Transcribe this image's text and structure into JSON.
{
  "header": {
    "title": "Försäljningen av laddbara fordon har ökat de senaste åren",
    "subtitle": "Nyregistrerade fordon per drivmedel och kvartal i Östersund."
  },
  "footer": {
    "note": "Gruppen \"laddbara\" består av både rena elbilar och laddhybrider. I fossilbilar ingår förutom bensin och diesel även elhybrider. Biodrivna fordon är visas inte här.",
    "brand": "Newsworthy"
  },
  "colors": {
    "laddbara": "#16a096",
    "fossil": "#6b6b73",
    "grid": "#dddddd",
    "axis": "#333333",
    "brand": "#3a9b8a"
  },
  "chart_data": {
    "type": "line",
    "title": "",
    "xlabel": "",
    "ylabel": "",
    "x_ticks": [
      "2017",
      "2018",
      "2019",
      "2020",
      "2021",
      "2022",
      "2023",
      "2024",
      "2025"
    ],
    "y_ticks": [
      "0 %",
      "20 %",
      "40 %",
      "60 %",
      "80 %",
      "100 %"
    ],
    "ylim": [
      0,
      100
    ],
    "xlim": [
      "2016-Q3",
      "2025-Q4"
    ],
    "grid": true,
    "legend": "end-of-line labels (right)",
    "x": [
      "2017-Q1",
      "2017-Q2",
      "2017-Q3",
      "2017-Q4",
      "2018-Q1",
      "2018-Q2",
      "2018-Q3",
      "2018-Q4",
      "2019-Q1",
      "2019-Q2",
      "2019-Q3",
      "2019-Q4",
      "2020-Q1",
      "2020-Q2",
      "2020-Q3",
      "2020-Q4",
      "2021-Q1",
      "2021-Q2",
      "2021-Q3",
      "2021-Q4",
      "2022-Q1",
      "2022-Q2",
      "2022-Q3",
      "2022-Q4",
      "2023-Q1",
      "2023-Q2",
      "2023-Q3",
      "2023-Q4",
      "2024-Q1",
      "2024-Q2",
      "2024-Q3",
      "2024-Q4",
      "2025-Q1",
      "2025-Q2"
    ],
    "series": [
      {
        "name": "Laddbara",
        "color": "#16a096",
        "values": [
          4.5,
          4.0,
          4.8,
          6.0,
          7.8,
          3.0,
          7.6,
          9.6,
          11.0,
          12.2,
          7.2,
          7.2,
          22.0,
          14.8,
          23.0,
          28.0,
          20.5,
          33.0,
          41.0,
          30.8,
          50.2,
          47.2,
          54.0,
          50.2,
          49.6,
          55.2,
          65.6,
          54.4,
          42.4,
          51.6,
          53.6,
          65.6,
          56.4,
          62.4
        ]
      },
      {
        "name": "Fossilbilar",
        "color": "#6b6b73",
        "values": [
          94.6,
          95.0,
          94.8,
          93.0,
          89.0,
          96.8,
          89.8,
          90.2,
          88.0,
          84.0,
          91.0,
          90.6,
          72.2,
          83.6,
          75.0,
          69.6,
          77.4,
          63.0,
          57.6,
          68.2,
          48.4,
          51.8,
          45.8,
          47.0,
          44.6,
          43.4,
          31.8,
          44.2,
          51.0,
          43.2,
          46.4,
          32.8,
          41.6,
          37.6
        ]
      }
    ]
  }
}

━━━━━━━━━━

§ **What to produce**: Return each line of the records above exactly as it reads.

§ **Expected answer**:
Transcribe this image's text and structure into JSON.
{
  "header": {
    "title": "Försäljningen av laddbara fordon har ökat de senaste åren",
    "subtitle": "Nyregistrerade fordon per drivmedel och kvartal i Östersund."
  },
  "footer": {
    "note": "Gruppen \"laddbara\" består av både rena elbilar och laddhybrider. I fossilbilar ingår förutom bensin och diesel även elhybrider. Biodrivna fordon är visas inte här.",
    "brand": "Newsworthy"
  },
  "colors": {
    "laddbara": "#16a096",
    "fossil": "#6b6b73",
    "grid": "#dddddd",
    "axis": "#333333",
    "brand": "#3a9b8a"
  },
  "chart_data": {
    "type": "line",
    "title": "",
    "xlabel": "",
    "ylabel": "",
    "x_ticks": [
      "2017",
      "2018",
      "2019",
      "2020",
      "2021",
      "2022",
      "2023",
      "2024",
      "2025"
    ],
    "y_ticks": [
      "0 %",
      "20 %",
      "40 %",
      "60 %",
      "80 %",
      "100 %"
    ],
    "ylim": [
      0,
      100
    ],
    "xlim": [
      "2016-Q3",
      "2025-Q4"
    ],
    "grid": true,
    "legend": "end-of-line labels (right)",
    "x": [
      "2017-Q1",
      "2017-Q2",
      "2017-Q3",
      "2017-Q4",
      "2018-Q1",
      "2018-Q2",
      "2018-Q3",
      "2018-Q4",
      "2019-Q1",
      "2019-Q2",
      "2019-Q3",
      "2019-Q4",
      "2020-Q1",
      "2020-Q2",
      "2020-Q3",
      "2020-Q4",
      "2021-Q1",
      "2021-Q2",
      "2021-Q3",
      "2021-Q4",
      "2022-Q1",
      "2022-Q2",
      "2022-Q3",
      "2022-Q4",
      "2023-Q1",
      "2023-Q2",
      "2023-Q3",
      "2023-Q4",
      "2024-Q1",
      "2024-Q2",
      "2024-Q3",
      "2024-Q4",
      "2025-Q1",
      "2025-Q2"
    ],
    "series": [
      {
        "name": "Laddbara",
        "color": "#16a096",
        "values": [
          4.5,
          4.0,
          4.8,
          6.0,
          7.8,
          3.0,
          7.6,
          9.6,
          11.0,
          12.2,
          7.2,
          7.2,
          22.0,
          14.8,
          23.0,
          28.0,
          20.5,
          33.0,
          41.0,
          30.8,
          50.2,
          47.2,
          54.0,
          50.2,
          49.6,
          55.2,
          65.6,
          54.4,
          42.4,
          51.6,
          53.6,
          65.6,
          56.4,
          62.4
        ]
      },
      {
        "name": "Fossilbilar",
        "color": "#6b6b73",
        "values": [
          94.6,
          95.0,
          94.8,
          93.0,
          89.0,
          96.8,
          89.8,
          90.2,
          88.0,
          84.0,
          91.0,
          90.6,
          72.2,
          83.6,
          75.0,
          69.6,
          77.4,
          63.0,
          57.6,
          68.2,
          48.4,
          51.8,
          45.8,
          47.0,
          44.6,
          43.4,
          31.8,
          44.2,
          51.0,
          43.2,
          46.4,
          32.8,
          41.6,
          37.6
        ]
      }
    ]
  }
}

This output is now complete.